───── Listing

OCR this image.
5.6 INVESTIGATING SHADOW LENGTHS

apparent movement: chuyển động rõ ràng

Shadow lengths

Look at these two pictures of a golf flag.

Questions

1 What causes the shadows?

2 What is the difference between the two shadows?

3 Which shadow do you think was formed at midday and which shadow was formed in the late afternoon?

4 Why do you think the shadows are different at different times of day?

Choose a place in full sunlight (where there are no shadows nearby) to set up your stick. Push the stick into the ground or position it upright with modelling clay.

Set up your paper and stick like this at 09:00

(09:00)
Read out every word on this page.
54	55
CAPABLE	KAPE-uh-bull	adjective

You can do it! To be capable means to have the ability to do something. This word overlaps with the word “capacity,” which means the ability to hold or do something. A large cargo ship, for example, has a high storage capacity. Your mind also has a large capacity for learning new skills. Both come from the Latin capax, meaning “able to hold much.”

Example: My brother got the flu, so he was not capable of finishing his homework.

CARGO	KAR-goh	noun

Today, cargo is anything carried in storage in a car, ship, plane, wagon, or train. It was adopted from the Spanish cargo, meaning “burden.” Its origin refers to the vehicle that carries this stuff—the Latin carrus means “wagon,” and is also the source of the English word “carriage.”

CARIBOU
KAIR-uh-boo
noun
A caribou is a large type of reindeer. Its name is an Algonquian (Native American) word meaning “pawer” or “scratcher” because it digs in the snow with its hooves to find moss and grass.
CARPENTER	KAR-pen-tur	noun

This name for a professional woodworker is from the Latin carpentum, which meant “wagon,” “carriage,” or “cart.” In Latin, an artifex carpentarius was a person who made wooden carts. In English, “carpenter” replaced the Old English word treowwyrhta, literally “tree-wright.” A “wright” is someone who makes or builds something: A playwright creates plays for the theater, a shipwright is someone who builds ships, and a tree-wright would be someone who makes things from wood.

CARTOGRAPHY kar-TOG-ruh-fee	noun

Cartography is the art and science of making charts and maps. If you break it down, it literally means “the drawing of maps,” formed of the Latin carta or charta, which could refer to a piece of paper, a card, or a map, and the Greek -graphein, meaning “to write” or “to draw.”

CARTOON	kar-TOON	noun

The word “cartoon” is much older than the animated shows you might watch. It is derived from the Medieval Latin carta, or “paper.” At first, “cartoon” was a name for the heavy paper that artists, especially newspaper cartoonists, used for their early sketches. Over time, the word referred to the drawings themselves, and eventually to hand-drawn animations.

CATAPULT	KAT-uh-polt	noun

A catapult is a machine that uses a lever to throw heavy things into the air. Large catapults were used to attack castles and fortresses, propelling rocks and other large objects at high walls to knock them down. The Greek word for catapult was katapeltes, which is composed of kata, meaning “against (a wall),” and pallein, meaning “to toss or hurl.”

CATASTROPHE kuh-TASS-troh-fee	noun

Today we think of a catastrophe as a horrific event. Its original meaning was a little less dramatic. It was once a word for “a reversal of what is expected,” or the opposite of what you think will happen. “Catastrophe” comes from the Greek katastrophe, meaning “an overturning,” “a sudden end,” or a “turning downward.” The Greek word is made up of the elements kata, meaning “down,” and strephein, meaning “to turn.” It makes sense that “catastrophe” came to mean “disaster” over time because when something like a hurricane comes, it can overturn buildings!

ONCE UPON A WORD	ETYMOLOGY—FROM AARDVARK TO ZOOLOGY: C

──────────

Repeat the material above in full, exactly as it stands.

OCR this image.
5.6 INVESTIGATING SHADOW LENGTHS

apparent movement: chuyển động rõ ràng

Shadow lengths

Look at these two pictures of a golf flag.

Questions

1 What causes the shadows?

2 What is the difference between the two shadows?

3 Which shadow do you think was formed at midday and which shadow was formed in the late afternoon?

4 Why do you think the shadows are different at different times of day?

Choose a place in full sunlight (where there are no shadows nearby) to set up your stick. Push the stick into the ground or position it upright with modelling clay.

Set up your paper and stick like this at 09:00

(09:00)
Read out every word on this page.
54	55
CAPABLE	KAPE-uh-bull	adjective

You can do it! To be capable means to have the ability to do something. This word overlaps with the word “capacity,” which means the ability to hold or do something. A large cargo ship, for example, has a high storage capacity. Your mind also has a large capacity for learning new skills. Both come from the Latin capax, meaning “able to hold much.”

Example: My brother got the flu, so he was not capable of finishing his homework.

CARGO	KAR-goh	noun

Today, cargo is anything carried in storage in a car, ship, plane, wagon, or train. It was adopted from the Spanish cargo, meaning “burden.” Its origin refers to the vehicle that carries this stuff—the Latin carrus means “wagon,” and is also the source of the English word “carriage.”

CARIBOU
KAIR-uh-boo
noun
A caribou is a large type of reindeer. Its name is an Algonquian (Native American) word meaning “pawer” or “scratcher” because it digs in the snow with its hooves to find moss and grass.
CARPENTER	KAR-pen-tur	noun

This name for a professional woodworker is from the Latin carpentum, which meant “wagon,” “carriage,” or “cart.” In Latin, an artifex carpentarius was a person who made wooden carts. In English, “carpenter” replaced the Old English word treowwyrhta, literally “tree-wright.” A “wright” is someone who makes or builds something: A playwright creates plays for the theater, a shipwright is someone who builds ships, and a tree-wright would be someone who makes things from wood.

CARTOGRAPHY kar-TOG-ruh-fee	noun

Cartography is the art and science of making charts and maps. If you break it down, it literally means “the drawing of maps,” formed of the Latin carta or charta, which could refer to a piece of paper, a card, or a map, and the Greek -graphein, meaning “to write” or “to draw.”

CARTOON	kar-TOON	noun

The word “cartoon” is much older than the animated shows you might watch. It is derived from the Medieval Latin carta, or “paper.” At first, “cartoon” was a name for the heavy paper that artists, especially newspaper cartoonists, used for their early sketches. Over time, the word referred to the drawings themselves, and eventually to hand-drawn animations.

CATAPULT	KAT-uh-polt	noun

A catapult is a machine that uses a lever to throw heavy things into the air. Large catapults were used to attack castles and fortresses, propelling rocks and other large objects at high walls to knock them down. The Greek word for catapult was katapeltes, which is composed of kata, meaning “against (a wall),” and pallein, meaning “to toss or hurl.”

CATASTROPHE kuh-TASS-troh-fee	noun

Today we think of a catastrophe as a horrific event. Its original meaning was a little less dramatic. It was once a word for “a reversal of what is expected,” or the opposite of what you think will happen. “Catastrophe” comes from the Greek katastrophe, meaning “an overturning,” “a sudden end,” or a “turning downward.” The Greek word is made up of the elements kata, meaning “down,” and strephein, meaning “to turn.” It makes sense that “catastrophe” came to mean “disaster” over time because when something like a hurricane comes, it can overturn buildings!

ONCE UPON A WORD	ETYMOLOGY—FROM AARDVARK TO ZOOLOGY: C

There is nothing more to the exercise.